• **Questions**
1) Answer these questions using the text below on California children's online privacy rules:
(a) What must businesses provide to a child when a parent or guardian monitors the child's online activity?
(b) What is the maximum civil penalty per affected child for each intentional violation?
(c) To whom will the California Children's Data Protection Working Group deliver its report?
2) In the text below on California children's online privacy rules, reproduce the passage starting at "- Easy User" and ending at "of the Act.".

• **Selected extract**
* * * * *

- Privacy Protective Default Settings: Default privacy settings for children must offer a high level of privacy unless the business can demonstrate a compelling reason for why a different setting would be in the best interests of children.
- Age-Tailored Transparency Requirements: Privacy information, terms of service, policies and community standards must be provided concisely, clearly, prominently and in a way that is suited to the age of the children likely to access the particular Online Service.
- Monitoring Signals: When parents, guardians or any other consumers are able to monitor a child’s online activity or track the child’s location, businesses must provide an obvious signal to the child when the child is being monitored or tracked.
- Easy User Reporting: Businesses must provide prominent, accessible and responsive tools to help children or their parents/guardians to exercise their privacy rights and report concerns.
- Attorney General May Issue Regulations: Although the Act provides that the California AG may solicit broad public participation and adopt regulations, the AG is not required to do so. Furthermore, there is no indication in the law as to what topics the regulations, if promulgated, would cover.
- California Children’s Data Protection Working Group: This working group will be created in order to deliver a report to the Legislature regarding best practices for the implementation of the Act.
- Enforcement and Penalties: Violators will be subject to an injunction and liable for a civil penalty (enforced by the California AG) of not more than $2,500 per affected child for each negligent violation or not more than $7,500 per affected child for each intentional violation.

* * * * *

Stored entries
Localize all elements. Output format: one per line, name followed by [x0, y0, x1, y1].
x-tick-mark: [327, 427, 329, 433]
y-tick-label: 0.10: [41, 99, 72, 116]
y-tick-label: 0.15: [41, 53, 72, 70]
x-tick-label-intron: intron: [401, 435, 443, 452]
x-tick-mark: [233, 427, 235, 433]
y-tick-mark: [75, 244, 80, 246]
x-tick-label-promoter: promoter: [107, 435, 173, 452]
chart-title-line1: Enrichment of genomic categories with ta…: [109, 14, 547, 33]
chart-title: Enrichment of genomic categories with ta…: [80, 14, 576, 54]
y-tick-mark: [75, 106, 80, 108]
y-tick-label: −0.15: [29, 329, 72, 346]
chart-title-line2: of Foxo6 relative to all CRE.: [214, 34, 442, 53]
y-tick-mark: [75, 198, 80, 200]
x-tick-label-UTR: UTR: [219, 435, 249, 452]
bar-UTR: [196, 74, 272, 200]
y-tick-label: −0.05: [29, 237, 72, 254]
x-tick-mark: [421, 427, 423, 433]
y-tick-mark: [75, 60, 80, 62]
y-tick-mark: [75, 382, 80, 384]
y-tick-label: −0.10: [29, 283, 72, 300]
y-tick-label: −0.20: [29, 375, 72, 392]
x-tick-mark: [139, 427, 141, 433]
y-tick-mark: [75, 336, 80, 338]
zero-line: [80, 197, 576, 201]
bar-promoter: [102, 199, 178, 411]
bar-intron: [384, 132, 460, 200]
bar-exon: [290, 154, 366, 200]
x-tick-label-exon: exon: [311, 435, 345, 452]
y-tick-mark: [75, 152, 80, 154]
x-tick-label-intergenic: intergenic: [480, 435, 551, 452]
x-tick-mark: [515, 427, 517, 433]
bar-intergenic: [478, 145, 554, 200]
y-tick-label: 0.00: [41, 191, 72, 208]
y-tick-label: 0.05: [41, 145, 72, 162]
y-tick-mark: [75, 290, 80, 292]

* * * * *

• **Responses per task**
1)
(a) An obvious signal that the child is being monitored or tracked.
(b) $7,500.
(c) The Legislature.

2)
- Easy User Reporting: Businesses must provide prominent, accessible and responsive tools to help children or their parents/guardians to exercise their privacy rights and report concerns.
- Attorney General May Issue Regulations: Although the Act provides that the California AG may solicit broad public participation and adopt regulations, the AG is not required to do so. Furthermore, there is no indication in the law as to what topics the regulations, if promulgated, would cover.
- California Children’s Data Protection Working Group: This working group will be created in order to deliver a report to the Legislature regarding best practices for the implementation of the Act.